## What to produce
Skip the images and copy each record exactly as written.

____________

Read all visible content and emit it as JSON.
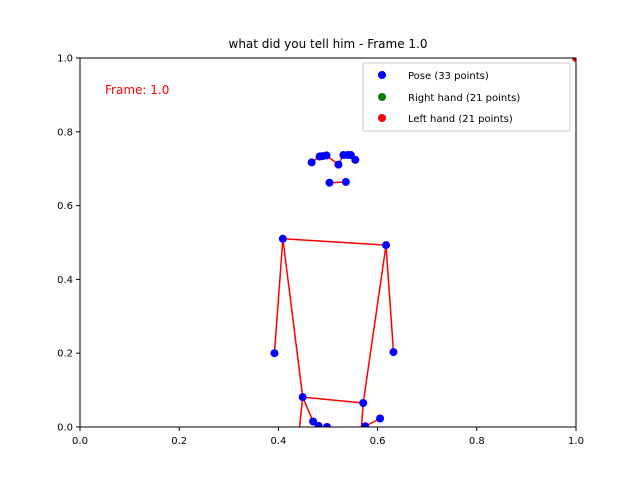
{
  "chart_data": {
    "type": "scatter",
    "title": "what did you tell him - Frame 1.0",
    "xlabel": "",
    "ylabel": "",
    "xlim": [
      0,
      1
    ],
    "ylim": [
      0,
      1
    ],
    "x_ticks": [
      "0.0",
      "0.2",
      "0.4",
      "0.6",
      "0.8",
      "1.0"
    ],
    "y_ticks": [
      "0.0",
      "0.2",
      "0.4",
      "0.6",
      "0.8",
      "1.0"
    ],
    "grid": false,
    "annotation": {
      "text": "Frame: 1.0",
      "color": "#ff0000"
    },
    "legend_position": "top-right",
    "legend": [
      {
        "label": "Pose (33 points)",
        "color": "#0000ff"
      },
      {
        "label": "Right hand (21 points)",
        "color": "#008000"
      },
      {
        "label": "Left hand (21 points)",
        "color": "#ff0000"
      }
    ],
    "connection_color": "#ff0000",
    "series": [
      {
        "name": "Pose (33 points)",
        "color": "#0000ff",
        "points": [
          [
            0.503,
            0.662
          ],
          [
            0.483,
            0.733
          ],
          [
            0.489,
            0.734
          ],
          [
            0.497,
            0.736
          ],
          [
            0.531,
            0.737
          ],
          [
            0.54,
            0.737
          ],
          [
            0.546,
            0.737
          ],
          [
            0.467,
            0.717
          ],
          [
            0.555,
            0.724
          ],
          [
            0.521,
            0.711
          ],
          [
            0.536,
            0.664
          ],
          [
            0.409,
            0.51
          ],
          [
            0.617,
            0.493
          ],
          [
            0.392,
            0.2
          ],
          [
            0.632,
            0.203
          ],
          [
            0.449,
            0.081
          ],
          [
            0.571,
            0.065
          ],
          [
            0.47,
            0.015
          ],
          [
            0.605,
            0.023
          ],
          [
            0.481,
            0.003
          ],
          [
            0.498,
            0.0
          ],
          [
            0.575,
            0.002
          ]
        ]
      },
      {
        "name": "Right hand (21 points)",
        "color": "#008000",
        "points": []
      },
      {
        "name": "Left hand (21 points)",
        "color": "#ff0000",
        "points": [
          [
            1.0,
            1.0
          ]
        ]
      }
    ],
    "connections": [
      [
        [
          0.467,
          0.717
        ],
        [
          0.483,
          0.733
        ]
      ],
      [
        [
          0.483,
          0.733
        ],
        [
          0.497,
          0.736
        ]
      ],
      [
        [
          0.497,
          0.736
        ],
        [
          0.521,
          0.711
        ]
      ],
      [
        [
          0.521,
          0.711
        ],
        [
          0.531,
          0.737
        ]
      ],
      [
        [
          0.531,
          0.737
        ],
        [
          0.546,
          0.737
        ]
      ],
      [
        [
          0.546,
          0.737
        ],
        [
          0.555,
          0.724
        ]
      ],
      [
        [
          0.503,
          0.662
        ],
        [
          0.536,
          0.664
        ]
      ],
      [
        [
          0.409,
          0.51
        ],
        [
          0.617,
          0.493
        ]
      ],
      [
        [
          0.409,
          0.51
        ],
        [
          0.392,
          0.2
        ]
      ],
      [
        [
          0.409,
          0.51
        ],
        [
          0.449,
          0.081
        ]
      ],
      [
        [
          0.617,
          0.493
        ],
        [
          0.632,
          0.203
        ]
      ],
      [
        [
          0.617,
          0.493
        ],
        [
          0.571,
          0.065
        ]
      ],
      [
        [
          0.449,
          0.081
        ],
        [
          0.571,
          0.065
        ]
      ],
      [
        [
          0.449,
          0.081
        ],
        [
          0.47,
          0.015
        ]
      ],
      [
        [
          0.47,
          0.015
        ],
        [
          0.481,
          0.003
        ]
      ],
      [
        [
          0.449,
          0.081
        ],
        [
          0.435,
          -0.1
        ]
      ],
      [
        [
          0.571,
          0.065
        ],
        [
          0.562,
          -0.1
        ]
      ],
      [
        [
          0.605,
          0.023
        ],
        [
          0.575,
          0.002
        ]
      ],
      [
        [
          0.575,
          0.002
        ],
        [
          0.56,
          -0.1
        ]
      ]
    ]
  }
}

____________

## Solution to this task
Read all visible content and emit it as JSON.
{
  "chart_data": {
    "type": "scatter",
    "title": "what did you tell him - Frame 1.0",
    "xlabel": "",
    "ylabel": "",
    "xlim": [
      0,
      1
    ],
    "ylim": [
      0,
      1
    ],
    "x_ticks": [
      "0.0",
      "0.2",
      "0.4",
      "0.6",
      "0.8",
      "1.0"
    ],
    "y_ticks": [
      "0.0",
      "0.2",
      "0.4",
      "0.6",
      "0.8",
      "1.0"
    ],
    "grid": false,
    "annotation": {
      "text": "Frame: 1.0",
      "color": "#ff0000"
    },
    "legend_position": "top-right",
    "legend": [
      {
        "label": "Pose (33 points)",
        "color": "#0000ff"
      },
      {
        "label": "Right hand (21 points)",
        "color": "#008000"
      },
      {
        "label": "Left hand (21 points)",
        "color": "#ff0000"
      }
    ],
    "connection_color": "#ff0000",
    "series": [
      {
        "name": "Pose (33 points)",
        "color": "#0000ff",
        "points": [
          [
            0.503,
            0.662
          ],
          [
            0.483,
            0.733
          ],
          [
            0.489,
            0.734
          ],
          [
            0.497,
            0.736
          ],
          [
            0.531,
            0.737
          ],
          [
            0.54,
            0.737
          ],
          [
            0.546,
            0.737
          ],
          [
            0.467,
            0.717
          ],
          [
            0.555,
            0.724
          ],
          [
            0.521,
            0.711
          ],
          [
            0.536,
            0.664
          ],
          [
            0.409,
            0.51
          ],
          [
            0.617,
            0.493
          ],
          [
            0.392,
            0.2
          ],
          [
            0.632,
            0.203
          ],
          [
            0.449,
            0.081
          ],
          [
            0.571,
            0.065
          ],
          [
            0.47,
            0.015
          ],
          [
            0.605,
            0.023
          ],
          [
            0.481,
            0.003
          ],
          [
            0.498,
            0.0
          ],
          [
            0.575,
            0.002
          ]
        ]
      },
      {
        "name": "Right hand (21 points)",
        "color": "#008000",
        "points": []
      },
      {
        "name": "Left hand (21 points)",
        "color": "#ff0000",
        "points": [
          [
            1.0,
            1.0
          ]
        ]
      }
    ],
    "connections": [
      [
        [
          0.467,
          0.717
        ],
        [
          0.483,
          0.733
        ]
      ],
      [
        [
          0.483,
          0.733
        ],
        [
          0.497,
          0.736
        ]
      ],
      [
        [
          0.497,
          0.736
        ],
        [
          0.521,
          0.711
        ]
      ],
      [
        [
          0.521,
          0.711
        ],
        [
          0.531,
          0.737
        ]
      ],
      [
        [
          0.531,
          0.737
        ],
        [
          0.546,
          0.737
        ]
      ],
      [
        [
          0.546,
          0.737
        ],
        [
          0.555,
          0.724
        ]
      ],
      [
        [
          0.503,
          0.662
        ],
        [
          0.536,
          0.664
        ]
      ],
      [
        [
          0.409,
          0.51
        ],
        [
          0.617,
          0.493
        ]
      ],
      [
        [
          0.409,
          0.51
        ],
        [
          0.392,
          0.2
        ]
      ],
      [
        [
          0.409,
          0.51
        ],
        [
          0.449,
          0.081
        ]
      ],
      [
        [
          0.617,
          0.493
        ],
        [
          0.632,
          0.203
        ]
      ],
      [
        [
          0.617,
          0.493
        ],
        [
          0.571,
          0.065
        ]
      ],
      [
        [
          0.449,
          0.081
        ],
        [
          0.571,
          0.065
        ]
      ],
      [
        [
          0.449,
          0.081
        ],
        [
          0.47,
          0.015
        ]
      ],
      [
        [
          0.47,
          0.015
        ],
        [
          0.481,
          0.003
        ]
      ],
      [
        [
          0.449,
          0.081
        ],
        [
          0.435,
          -0.1
        ]
      ],
      [
        [
          0.571,
          0.065
        ],
        [
          0.562,
          -0.1
        ]
      ],
      [
        [
          0.605,
          0.023
        ],
        [
          0.575,
          0.002
        ]
      ],
      [
        [
          0.575,
          0.002
        ],
        [
          0.56,
          -0.1
        ]
      ]
    ]
  }
}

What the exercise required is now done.